## Aim
Could you copy every line from the material below in which "rasa" appears?

## Input data

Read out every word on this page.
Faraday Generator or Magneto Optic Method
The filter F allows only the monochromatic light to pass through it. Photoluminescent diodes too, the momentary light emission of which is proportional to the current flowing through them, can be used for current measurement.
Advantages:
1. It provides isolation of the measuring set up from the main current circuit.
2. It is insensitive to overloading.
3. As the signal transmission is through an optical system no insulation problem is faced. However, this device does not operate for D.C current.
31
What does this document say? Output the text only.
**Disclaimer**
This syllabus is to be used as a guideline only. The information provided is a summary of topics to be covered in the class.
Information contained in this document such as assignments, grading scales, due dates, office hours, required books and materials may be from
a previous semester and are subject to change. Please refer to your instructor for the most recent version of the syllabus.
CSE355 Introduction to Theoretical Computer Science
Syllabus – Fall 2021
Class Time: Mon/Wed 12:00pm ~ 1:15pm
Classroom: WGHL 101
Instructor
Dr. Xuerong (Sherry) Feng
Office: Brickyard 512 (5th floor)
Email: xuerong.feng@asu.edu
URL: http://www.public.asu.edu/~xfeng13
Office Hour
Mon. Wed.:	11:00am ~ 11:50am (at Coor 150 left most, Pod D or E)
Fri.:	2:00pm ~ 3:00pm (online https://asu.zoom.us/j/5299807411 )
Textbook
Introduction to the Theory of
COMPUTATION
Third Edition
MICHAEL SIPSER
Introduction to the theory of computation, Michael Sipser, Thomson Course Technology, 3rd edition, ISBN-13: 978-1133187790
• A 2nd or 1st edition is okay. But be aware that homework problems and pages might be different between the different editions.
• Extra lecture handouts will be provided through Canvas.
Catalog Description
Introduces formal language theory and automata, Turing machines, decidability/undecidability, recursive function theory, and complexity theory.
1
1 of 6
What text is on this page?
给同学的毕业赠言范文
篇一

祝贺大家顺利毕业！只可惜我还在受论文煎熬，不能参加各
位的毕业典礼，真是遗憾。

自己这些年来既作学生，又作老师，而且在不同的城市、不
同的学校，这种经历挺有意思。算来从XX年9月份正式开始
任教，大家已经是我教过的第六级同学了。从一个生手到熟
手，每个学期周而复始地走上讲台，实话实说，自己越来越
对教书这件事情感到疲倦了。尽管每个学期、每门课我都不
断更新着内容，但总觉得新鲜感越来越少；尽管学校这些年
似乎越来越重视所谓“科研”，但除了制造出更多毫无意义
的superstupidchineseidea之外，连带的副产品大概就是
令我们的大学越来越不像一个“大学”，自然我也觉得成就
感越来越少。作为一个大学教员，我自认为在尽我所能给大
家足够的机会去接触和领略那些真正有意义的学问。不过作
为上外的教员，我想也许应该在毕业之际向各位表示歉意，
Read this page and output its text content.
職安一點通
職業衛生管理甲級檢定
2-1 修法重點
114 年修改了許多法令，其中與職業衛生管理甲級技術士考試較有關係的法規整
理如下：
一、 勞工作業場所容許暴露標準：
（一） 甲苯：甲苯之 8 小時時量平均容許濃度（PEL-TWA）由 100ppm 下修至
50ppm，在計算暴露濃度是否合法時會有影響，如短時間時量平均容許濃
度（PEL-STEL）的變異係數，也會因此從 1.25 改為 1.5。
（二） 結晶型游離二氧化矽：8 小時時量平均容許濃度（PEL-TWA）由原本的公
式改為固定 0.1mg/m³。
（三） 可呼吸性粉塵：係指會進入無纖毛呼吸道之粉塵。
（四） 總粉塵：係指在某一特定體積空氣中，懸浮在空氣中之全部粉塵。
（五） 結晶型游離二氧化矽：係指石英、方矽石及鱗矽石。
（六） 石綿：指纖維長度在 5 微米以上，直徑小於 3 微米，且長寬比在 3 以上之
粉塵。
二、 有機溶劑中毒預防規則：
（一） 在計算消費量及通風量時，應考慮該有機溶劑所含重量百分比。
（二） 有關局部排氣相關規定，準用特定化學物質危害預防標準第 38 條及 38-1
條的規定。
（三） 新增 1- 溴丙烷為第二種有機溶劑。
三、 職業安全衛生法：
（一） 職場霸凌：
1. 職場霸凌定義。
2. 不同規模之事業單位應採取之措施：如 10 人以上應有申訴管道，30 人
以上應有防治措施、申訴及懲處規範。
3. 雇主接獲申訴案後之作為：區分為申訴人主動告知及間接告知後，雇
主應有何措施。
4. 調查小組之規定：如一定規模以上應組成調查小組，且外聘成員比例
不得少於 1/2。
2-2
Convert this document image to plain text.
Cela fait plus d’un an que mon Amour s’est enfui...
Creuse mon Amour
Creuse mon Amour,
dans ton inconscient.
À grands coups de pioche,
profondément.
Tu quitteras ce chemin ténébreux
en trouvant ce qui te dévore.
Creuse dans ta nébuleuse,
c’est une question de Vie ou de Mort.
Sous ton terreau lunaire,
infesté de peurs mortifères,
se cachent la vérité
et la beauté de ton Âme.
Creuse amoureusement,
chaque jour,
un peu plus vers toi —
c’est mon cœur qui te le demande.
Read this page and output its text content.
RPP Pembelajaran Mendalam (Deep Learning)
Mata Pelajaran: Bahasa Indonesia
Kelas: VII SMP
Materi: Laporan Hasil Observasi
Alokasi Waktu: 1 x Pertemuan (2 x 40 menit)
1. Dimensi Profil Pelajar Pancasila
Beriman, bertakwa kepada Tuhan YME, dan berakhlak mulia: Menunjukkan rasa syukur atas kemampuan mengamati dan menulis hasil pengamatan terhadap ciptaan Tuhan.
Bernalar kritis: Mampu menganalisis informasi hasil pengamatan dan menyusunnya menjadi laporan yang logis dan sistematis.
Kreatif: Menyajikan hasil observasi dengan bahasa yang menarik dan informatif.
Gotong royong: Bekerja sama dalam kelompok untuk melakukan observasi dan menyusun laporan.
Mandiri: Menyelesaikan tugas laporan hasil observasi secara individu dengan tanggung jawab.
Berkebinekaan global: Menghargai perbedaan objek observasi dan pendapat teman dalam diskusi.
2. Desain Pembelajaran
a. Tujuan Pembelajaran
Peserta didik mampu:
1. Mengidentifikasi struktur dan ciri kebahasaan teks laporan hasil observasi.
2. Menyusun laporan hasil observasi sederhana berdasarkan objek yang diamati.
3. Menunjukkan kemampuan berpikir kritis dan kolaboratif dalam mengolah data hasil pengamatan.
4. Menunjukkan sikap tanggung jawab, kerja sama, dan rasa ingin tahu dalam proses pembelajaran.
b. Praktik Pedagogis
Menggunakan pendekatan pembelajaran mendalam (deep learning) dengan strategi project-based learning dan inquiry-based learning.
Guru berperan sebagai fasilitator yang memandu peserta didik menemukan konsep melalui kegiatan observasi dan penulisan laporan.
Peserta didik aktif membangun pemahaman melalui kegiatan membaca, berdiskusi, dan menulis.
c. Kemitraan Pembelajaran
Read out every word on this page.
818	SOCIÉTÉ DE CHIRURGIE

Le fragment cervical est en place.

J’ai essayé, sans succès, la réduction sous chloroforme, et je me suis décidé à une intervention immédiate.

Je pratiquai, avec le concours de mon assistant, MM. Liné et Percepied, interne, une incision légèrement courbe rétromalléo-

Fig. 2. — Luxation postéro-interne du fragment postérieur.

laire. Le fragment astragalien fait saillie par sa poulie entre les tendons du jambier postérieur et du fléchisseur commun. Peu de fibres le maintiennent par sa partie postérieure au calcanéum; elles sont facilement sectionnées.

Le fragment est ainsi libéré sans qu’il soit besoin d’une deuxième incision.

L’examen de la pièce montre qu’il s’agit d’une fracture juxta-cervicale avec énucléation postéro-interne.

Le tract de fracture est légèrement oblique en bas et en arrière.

## Complete response
Beriman, bertakwa kepada Tuhan YME, dan berakhlak mulia: Menunjukkan rasa syukur atas kemampuan mengamati dan menulis hasil pengamatan terhadap ciptaan Tuhan.
4. Menunjukkan sikap tanggung jawab, kerja sama, dan rasa ingin tahu dalam proses pembelajaran.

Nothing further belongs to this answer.